### SUPPLIED DATA:
========================

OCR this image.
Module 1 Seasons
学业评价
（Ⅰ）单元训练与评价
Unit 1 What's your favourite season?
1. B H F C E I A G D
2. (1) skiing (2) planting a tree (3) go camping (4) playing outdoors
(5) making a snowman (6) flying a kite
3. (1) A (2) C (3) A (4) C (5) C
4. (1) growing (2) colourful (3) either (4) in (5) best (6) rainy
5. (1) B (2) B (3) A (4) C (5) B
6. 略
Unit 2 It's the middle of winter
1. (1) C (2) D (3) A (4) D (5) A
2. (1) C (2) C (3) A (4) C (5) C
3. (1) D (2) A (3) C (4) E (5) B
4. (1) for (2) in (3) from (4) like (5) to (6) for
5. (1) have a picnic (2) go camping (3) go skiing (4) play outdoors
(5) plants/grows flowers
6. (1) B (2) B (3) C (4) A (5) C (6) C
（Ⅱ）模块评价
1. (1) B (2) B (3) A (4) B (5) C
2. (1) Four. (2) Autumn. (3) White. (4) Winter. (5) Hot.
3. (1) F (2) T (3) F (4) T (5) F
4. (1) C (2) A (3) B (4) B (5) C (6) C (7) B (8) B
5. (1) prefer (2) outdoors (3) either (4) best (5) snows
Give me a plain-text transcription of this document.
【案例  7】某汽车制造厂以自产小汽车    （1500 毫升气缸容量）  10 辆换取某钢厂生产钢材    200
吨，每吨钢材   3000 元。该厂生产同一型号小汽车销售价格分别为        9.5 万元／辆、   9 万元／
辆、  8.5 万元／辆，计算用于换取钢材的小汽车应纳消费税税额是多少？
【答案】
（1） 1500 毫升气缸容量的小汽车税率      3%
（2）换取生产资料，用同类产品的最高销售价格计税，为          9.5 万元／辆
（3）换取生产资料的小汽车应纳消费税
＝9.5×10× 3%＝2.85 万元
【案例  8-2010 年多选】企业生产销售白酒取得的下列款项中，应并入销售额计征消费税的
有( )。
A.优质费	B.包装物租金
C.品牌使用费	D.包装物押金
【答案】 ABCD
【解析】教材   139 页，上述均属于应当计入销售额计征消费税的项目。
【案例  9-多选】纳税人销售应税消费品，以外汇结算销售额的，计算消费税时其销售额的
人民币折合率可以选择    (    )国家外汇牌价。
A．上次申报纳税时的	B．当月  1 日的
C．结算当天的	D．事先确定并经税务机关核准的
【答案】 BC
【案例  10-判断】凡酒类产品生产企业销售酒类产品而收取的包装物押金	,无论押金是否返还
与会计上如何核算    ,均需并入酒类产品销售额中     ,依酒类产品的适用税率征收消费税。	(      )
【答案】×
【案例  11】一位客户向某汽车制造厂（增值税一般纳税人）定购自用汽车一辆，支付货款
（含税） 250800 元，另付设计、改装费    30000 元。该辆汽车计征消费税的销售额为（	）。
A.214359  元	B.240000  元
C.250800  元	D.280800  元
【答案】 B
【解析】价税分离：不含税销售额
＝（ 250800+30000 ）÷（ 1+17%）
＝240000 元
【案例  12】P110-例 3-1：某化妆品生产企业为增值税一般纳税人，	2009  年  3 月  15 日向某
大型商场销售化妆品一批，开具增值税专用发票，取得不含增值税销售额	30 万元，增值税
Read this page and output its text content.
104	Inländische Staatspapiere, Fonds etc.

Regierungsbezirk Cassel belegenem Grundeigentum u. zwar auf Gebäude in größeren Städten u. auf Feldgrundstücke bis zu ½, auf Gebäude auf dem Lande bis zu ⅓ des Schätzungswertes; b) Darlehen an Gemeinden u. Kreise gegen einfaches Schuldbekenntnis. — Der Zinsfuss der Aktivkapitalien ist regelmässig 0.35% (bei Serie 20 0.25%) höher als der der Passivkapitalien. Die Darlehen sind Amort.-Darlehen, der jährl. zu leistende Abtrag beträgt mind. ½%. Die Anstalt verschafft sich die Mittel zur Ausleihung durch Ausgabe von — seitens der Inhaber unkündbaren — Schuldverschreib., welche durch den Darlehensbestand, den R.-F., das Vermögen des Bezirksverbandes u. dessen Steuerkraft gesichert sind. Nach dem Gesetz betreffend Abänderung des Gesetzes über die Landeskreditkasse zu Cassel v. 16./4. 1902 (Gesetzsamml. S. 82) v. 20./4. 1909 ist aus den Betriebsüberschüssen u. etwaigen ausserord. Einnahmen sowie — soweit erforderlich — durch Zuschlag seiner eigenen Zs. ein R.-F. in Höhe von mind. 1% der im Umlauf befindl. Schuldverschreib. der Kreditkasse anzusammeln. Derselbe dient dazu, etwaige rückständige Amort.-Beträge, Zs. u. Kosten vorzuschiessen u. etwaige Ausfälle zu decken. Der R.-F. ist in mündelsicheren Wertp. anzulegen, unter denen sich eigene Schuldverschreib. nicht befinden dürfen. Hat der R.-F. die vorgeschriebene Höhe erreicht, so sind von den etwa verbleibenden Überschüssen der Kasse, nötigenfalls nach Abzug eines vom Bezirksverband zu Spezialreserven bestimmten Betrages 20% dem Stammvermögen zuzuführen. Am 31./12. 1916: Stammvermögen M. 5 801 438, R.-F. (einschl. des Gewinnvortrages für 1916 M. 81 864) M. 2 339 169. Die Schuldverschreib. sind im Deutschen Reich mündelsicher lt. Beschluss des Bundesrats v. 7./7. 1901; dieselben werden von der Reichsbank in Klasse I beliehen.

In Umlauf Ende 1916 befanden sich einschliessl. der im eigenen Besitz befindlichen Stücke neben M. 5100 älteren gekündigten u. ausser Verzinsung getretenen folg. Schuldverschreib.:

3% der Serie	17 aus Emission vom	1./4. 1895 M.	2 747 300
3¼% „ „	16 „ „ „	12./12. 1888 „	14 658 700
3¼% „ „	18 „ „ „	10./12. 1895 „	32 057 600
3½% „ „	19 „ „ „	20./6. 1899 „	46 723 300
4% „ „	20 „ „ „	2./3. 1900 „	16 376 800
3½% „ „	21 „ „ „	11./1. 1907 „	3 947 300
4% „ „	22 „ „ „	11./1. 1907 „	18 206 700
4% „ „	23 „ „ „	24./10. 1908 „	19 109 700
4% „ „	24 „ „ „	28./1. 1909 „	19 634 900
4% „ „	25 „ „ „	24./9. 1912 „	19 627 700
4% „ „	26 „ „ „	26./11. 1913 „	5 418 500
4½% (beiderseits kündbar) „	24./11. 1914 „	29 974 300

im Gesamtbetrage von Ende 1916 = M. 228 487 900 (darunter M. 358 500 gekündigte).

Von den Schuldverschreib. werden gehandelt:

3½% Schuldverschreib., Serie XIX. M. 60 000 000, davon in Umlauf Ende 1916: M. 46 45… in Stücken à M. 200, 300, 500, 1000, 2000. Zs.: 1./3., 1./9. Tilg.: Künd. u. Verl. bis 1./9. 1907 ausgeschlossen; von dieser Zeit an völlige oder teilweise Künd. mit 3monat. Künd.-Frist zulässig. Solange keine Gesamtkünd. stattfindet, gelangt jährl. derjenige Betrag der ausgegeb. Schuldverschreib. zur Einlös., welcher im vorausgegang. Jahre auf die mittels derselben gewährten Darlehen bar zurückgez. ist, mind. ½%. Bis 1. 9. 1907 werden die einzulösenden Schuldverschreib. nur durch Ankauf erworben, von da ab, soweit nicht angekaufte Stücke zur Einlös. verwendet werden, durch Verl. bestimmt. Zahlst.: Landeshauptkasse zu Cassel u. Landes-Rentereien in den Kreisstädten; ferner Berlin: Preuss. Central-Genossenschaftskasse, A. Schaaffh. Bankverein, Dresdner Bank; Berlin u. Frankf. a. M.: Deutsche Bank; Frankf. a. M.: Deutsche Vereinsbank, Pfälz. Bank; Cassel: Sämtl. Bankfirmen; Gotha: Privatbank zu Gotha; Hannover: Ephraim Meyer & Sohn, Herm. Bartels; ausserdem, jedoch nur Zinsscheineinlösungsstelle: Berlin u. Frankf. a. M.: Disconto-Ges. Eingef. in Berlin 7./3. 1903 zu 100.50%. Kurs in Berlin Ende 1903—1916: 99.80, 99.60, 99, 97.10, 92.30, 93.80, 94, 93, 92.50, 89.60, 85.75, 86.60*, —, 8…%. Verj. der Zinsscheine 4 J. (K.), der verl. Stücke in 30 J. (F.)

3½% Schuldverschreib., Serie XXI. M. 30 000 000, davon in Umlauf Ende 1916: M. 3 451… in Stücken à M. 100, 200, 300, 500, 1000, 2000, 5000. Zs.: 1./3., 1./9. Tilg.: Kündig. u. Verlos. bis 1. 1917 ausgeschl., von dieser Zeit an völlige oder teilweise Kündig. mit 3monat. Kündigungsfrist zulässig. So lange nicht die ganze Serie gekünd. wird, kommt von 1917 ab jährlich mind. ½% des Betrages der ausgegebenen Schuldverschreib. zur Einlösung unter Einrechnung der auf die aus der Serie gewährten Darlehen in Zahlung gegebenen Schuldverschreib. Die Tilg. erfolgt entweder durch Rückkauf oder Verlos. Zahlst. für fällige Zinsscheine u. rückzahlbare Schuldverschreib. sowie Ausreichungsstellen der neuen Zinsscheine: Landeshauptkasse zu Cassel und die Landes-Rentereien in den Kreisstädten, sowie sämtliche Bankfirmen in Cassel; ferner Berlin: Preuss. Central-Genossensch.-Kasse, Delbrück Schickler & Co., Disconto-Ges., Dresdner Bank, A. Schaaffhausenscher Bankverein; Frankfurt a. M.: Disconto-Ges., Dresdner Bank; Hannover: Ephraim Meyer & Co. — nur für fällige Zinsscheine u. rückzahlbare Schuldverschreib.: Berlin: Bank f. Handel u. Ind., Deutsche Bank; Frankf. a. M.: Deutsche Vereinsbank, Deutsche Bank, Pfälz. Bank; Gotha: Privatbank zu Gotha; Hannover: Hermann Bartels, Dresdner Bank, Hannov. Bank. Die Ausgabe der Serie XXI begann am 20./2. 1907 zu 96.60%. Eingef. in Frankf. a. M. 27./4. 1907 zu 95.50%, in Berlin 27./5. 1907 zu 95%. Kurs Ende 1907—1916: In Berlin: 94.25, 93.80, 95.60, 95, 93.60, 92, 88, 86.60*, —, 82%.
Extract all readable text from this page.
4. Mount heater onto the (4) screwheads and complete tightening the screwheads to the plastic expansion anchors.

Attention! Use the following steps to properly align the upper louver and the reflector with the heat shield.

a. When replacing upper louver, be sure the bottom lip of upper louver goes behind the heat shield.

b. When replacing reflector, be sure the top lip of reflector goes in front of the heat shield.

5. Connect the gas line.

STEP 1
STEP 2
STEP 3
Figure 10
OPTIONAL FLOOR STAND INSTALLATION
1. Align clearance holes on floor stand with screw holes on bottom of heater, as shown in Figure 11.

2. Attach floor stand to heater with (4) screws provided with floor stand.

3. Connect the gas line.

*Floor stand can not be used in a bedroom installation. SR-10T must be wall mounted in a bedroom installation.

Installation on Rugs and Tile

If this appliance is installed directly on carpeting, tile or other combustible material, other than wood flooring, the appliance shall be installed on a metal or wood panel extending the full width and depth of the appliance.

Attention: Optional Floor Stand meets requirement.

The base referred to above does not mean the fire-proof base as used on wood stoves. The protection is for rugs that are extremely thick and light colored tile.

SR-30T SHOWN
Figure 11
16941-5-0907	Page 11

========================

### DIRECTION:
Show the lines where the word "reflector" appears in the entries.

### SOLUTION BELOW:
Attention! Use the following steps to properly align the upper louver and the reflector with the heat shield.
b. When replacing reflector, be sure the top lip of reflector goes in front of the heat shield.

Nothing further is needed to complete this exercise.